# What you need to do
Search the data for the string "thiooxidans" and extract every line where it appears.

# Information shown
------------------------------------------------

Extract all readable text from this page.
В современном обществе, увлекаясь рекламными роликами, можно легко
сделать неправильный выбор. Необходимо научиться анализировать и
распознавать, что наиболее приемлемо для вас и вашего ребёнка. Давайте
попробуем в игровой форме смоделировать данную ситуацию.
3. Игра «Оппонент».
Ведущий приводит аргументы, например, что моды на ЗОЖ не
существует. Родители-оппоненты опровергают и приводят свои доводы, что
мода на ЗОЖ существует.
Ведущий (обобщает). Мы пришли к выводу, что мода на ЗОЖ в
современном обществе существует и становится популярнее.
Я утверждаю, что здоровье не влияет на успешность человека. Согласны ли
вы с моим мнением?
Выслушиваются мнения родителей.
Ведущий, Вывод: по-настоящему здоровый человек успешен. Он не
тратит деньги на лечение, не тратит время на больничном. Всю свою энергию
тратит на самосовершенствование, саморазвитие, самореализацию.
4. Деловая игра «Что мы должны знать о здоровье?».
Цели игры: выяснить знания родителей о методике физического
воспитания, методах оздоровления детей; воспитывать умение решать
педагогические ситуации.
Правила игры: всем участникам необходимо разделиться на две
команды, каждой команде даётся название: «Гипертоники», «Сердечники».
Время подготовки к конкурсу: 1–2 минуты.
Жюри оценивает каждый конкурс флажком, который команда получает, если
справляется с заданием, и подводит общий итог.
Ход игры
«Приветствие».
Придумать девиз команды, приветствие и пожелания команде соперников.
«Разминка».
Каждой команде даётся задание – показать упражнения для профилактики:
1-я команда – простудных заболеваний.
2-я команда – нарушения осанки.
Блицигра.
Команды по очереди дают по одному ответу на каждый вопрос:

------------------------------------------------

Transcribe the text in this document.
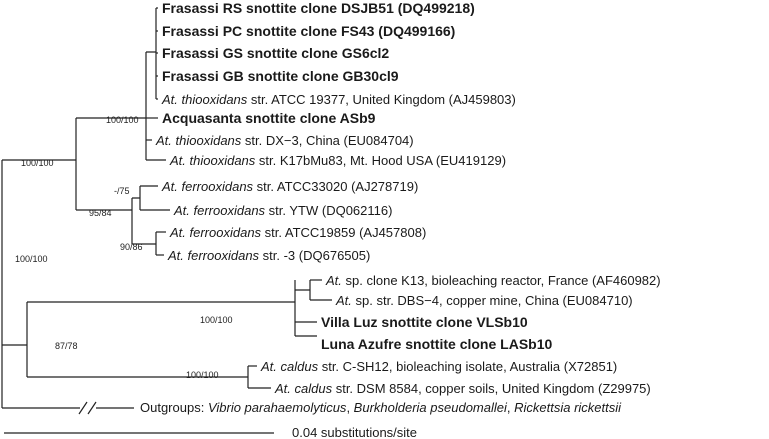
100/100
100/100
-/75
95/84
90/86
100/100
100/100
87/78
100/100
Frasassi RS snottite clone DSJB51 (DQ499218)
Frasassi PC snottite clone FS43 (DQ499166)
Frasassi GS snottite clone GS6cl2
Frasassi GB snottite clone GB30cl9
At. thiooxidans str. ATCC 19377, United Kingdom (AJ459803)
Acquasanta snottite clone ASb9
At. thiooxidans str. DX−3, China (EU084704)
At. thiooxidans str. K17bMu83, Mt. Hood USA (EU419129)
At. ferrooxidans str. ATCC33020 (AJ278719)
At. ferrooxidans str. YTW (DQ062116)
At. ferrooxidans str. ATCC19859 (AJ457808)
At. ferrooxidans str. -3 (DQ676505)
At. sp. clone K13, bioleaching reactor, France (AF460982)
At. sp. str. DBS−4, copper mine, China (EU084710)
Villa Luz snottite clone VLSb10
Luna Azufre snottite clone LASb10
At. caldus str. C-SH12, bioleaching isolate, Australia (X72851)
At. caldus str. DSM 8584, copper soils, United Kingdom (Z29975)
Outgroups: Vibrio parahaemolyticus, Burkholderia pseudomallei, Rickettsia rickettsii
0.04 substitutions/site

------------------------------------------------

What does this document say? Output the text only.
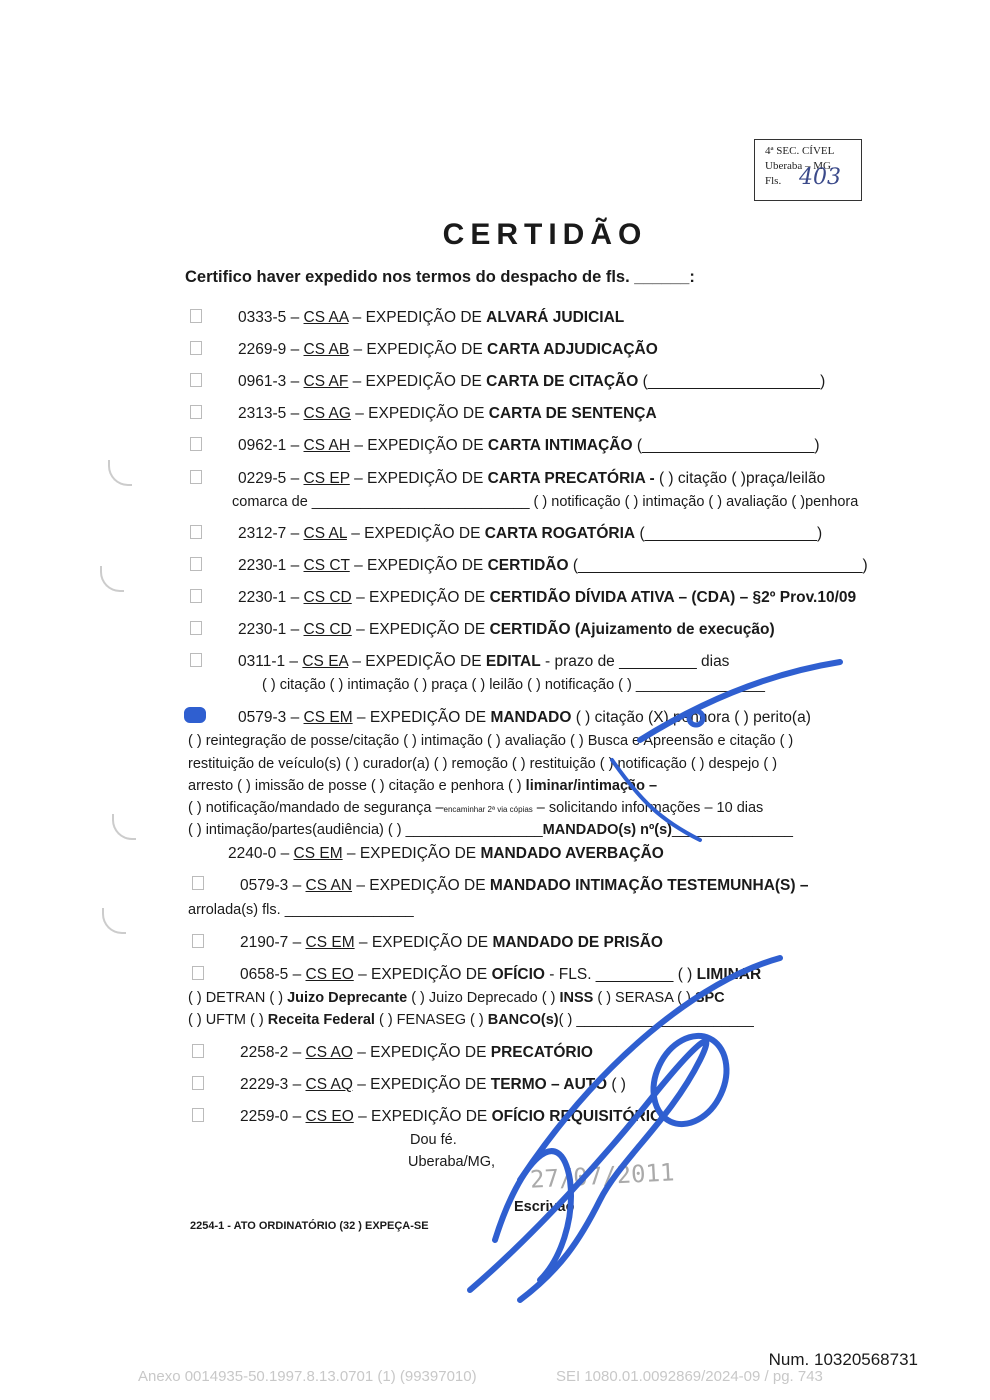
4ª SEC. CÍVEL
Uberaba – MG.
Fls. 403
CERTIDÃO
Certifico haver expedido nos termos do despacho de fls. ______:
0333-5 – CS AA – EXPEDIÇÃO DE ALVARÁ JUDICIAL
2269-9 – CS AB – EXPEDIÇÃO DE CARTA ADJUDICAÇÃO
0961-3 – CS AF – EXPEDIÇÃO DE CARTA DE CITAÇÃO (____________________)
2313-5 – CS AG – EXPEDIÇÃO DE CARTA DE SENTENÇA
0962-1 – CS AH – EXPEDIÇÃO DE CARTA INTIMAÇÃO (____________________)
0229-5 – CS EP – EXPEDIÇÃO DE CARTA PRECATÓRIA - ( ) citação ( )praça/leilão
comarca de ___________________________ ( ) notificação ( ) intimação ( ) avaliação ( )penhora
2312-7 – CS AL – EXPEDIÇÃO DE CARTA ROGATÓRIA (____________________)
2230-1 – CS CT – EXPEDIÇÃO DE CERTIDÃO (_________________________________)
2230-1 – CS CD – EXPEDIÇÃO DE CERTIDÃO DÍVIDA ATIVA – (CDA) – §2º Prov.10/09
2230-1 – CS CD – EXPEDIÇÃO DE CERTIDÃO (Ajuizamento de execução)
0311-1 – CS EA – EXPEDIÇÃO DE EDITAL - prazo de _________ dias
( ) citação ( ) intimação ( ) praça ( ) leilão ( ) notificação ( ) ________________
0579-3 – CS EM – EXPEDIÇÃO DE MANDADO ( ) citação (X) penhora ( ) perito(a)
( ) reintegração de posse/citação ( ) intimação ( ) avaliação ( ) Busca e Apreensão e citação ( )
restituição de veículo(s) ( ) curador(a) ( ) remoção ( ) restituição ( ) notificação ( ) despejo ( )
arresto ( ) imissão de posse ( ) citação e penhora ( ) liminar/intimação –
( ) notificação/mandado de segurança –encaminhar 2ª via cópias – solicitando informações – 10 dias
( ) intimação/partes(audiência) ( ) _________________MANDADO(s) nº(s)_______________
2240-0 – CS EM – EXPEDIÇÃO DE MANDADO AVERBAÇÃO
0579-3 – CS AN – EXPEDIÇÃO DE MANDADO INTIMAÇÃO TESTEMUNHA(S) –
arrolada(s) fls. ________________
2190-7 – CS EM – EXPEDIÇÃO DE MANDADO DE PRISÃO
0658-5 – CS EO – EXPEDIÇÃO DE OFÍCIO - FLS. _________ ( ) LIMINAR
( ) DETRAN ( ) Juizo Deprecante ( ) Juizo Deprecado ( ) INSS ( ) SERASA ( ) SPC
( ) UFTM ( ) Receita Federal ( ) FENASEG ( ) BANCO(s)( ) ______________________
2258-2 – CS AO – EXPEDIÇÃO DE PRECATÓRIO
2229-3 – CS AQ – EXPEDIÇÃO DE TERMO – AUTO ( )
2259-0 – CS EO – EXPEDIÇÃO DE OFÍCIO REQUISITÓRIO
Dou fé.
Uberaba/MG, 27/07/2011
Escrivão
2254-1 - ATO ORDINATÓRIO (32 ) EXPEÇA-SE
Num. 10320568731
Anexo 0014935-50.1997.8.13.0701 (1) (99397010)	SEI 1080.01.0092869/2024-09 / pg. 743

------------------------------------------------

# Full response
At. thiooxidans str. ATCC 19377, United Kingdom (AJ459803)
At. thiooxidans str. DX−3, China (EU084704)
At. thiooxidans str. K17bMu83, Mt. Hood USA (EU419129)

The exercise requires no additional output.